## AIM OF THE EXERCISE:
How many lines in these records hold the string "قوله"? State only that number.

╔══

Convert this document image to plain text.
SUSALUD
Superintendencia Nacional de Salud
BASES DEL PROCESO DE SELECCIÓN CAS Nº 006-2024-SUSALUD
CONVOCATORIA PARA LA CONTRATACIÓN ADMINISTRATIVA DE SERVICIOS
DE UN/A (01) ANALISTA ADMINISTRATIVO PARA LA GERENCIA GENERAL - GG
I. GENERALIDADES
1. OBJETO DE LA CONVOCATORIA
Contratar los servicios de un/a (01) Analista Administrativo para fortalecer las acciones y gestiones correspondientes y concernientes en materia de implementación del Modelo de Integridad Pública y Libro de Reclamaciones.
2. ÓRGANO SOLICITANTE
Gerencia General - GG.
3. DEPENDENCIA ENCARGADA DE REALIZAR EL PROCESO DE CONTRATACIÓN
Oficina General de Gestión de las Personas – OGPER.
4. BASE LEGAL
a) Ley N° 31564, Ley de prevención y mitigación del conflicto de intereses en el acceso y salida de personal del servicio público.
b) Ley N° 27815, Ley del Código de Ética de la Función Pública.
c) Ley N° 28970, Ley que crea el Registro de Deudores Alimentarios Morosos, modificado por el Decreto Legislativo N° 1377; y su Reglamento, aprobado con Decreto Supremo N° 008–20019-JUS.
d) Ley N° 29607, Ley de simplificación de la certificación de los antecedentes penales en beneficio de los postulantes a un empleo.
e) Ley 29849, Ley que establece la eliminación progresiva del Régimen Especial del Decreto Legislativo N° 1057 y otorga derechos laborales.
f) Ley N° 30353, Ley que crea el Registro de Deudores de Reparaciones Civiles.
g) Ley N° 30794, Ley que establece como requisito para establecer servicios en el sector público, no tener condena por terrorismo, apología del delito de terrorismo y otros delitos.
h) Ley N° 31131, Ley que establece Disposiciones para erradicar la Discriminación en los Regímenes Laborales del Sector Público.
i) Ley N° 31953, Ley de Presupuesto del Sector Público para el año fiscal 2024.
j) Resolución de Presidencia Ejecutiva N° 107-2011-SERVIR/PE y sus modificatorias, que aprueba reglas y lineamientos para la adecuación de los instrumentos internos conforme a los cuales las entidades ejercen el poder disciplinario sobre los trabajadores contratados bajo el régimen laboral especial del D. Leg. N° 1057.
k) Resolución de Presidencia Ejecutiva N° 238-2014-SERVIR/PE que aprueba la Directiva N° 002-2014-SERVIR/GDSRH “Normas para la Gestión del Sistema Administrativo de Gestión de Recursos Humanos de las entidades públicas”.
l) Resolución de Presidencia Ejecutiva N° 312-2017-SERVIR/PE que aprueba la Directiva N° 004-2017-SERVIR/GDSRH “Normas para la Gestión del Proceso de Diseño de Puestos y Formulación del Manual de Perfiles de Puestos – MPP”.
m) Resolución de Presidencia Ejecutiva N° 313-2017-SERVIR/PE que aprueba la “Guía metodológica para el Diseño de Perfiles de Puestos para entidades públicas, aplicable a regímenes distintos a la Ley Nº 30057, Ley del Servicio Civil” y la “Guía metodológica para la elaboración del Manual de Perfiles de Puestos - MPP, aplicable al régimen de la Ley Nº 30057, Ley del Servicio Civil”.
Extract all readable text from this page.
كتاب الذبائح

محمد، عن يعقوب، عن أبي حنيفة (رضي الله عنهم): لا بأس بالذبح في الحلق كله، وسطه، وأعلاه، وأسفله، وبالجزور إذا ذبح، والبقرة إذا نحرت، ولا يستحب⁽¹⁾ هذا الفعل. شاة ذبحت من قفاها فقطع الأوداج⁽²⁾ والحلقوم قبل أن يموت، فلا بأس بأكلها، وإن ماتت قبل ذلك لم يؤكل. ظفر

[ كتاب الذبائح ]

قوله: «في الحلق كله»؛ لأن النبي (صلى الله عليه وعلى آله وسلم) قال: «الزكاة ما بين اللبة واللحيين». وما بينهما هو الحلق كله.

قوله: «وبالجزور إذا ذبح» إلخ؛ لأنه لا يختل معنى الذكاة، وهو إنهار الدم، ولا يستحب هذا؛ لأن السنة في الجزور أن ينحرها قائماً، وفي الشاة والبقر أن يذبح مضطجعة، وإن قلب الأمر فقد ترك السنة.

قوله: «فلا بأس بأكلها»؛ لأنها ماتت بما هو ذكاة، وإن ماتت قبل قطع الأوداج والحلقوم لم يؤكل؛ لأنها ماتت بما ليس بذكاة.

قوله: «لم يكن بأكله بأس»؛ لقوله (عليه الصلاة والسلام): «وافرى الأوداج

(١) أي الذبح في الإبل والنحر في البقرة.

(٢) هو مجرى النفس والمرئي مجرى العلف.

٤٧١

╚══

## EXERCISE SOLUTION:
4